**Required work**: Provide an exact copy of the data, excluding the images.

—————

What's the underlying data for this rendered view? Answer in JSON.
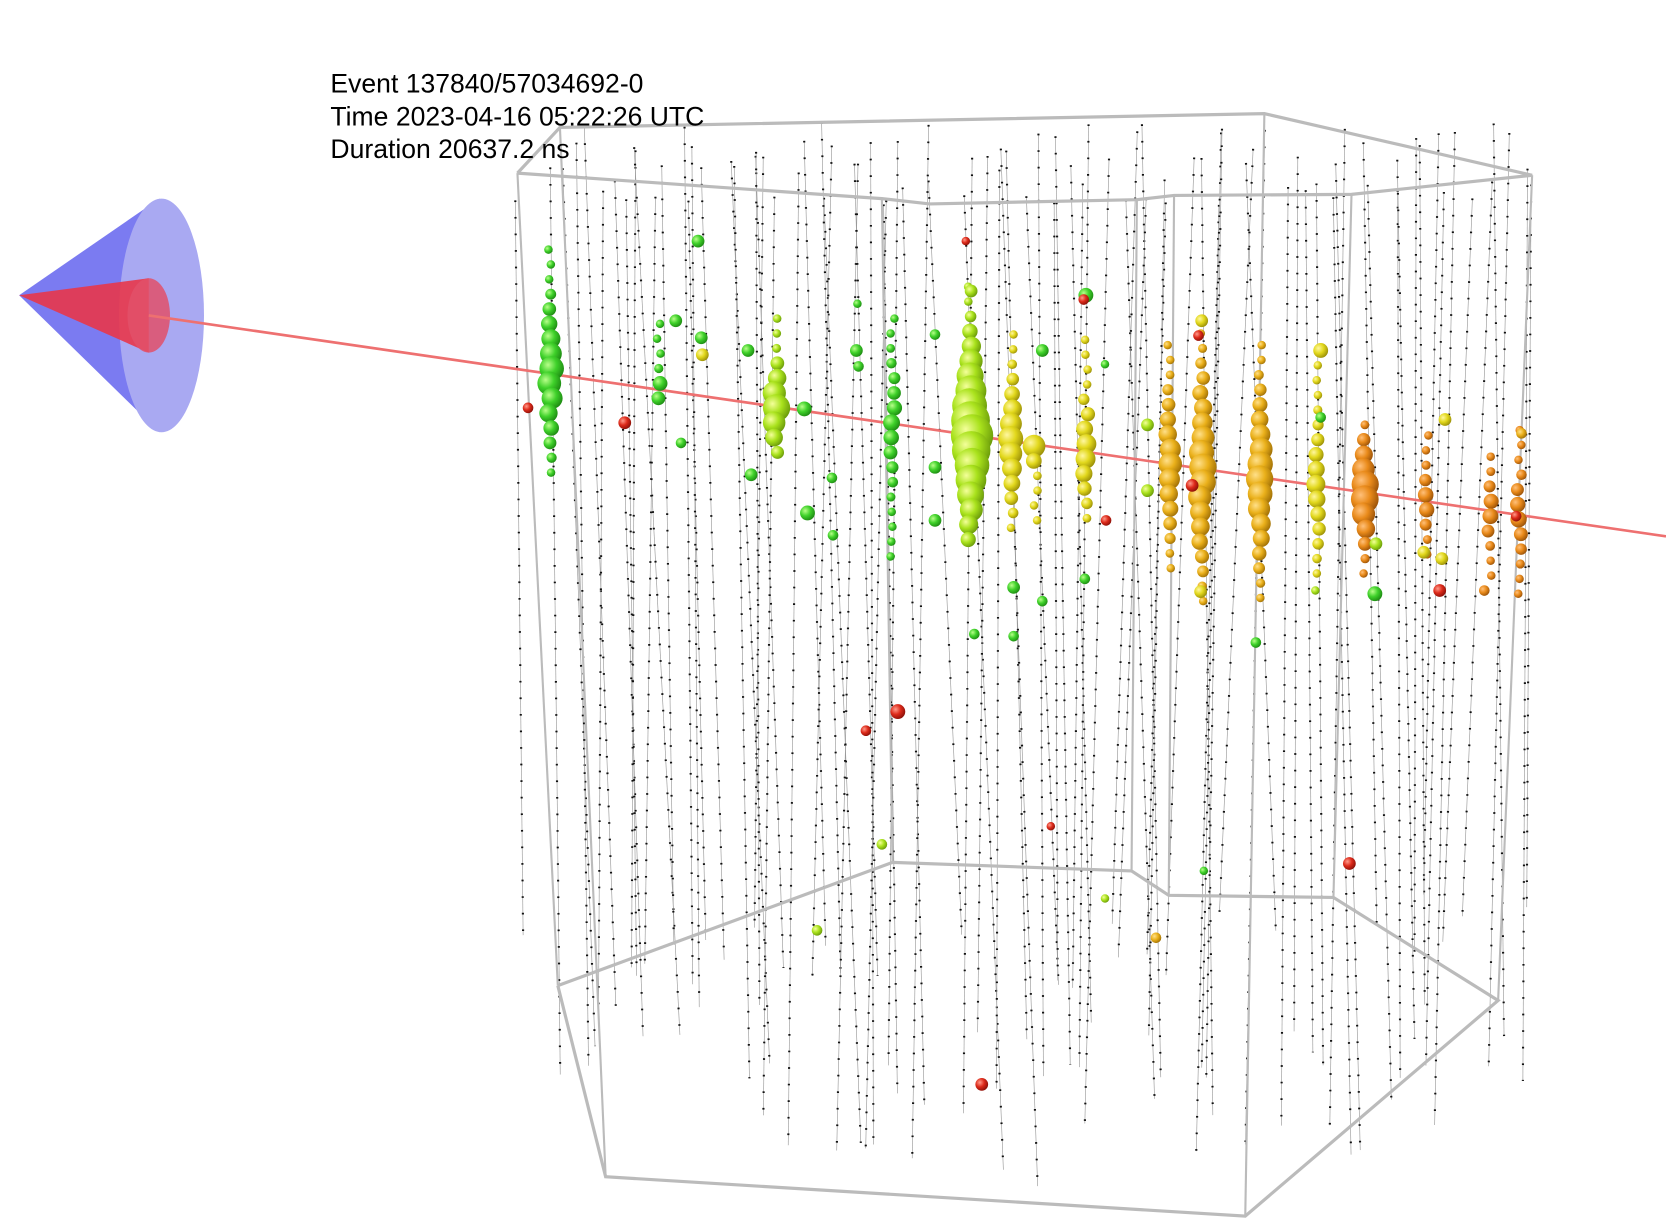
{
  "info": {
    "event": "Event 137840/57034692-0",
    "time": "Time 2023-04-16 05:22:26 UTC",
    "duration": "Duration 20637.2 ns"
  }
}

—————

**The answer**:
What's the underlying data for this rendered view? Answer in JSON.
{
  "info": {
    "event": "Event 137840/57034692-0",
    "time": "Time 2023-04-16 05:22:26 UTC",
    "duration": "Duration 20637.2 ns"
  }
}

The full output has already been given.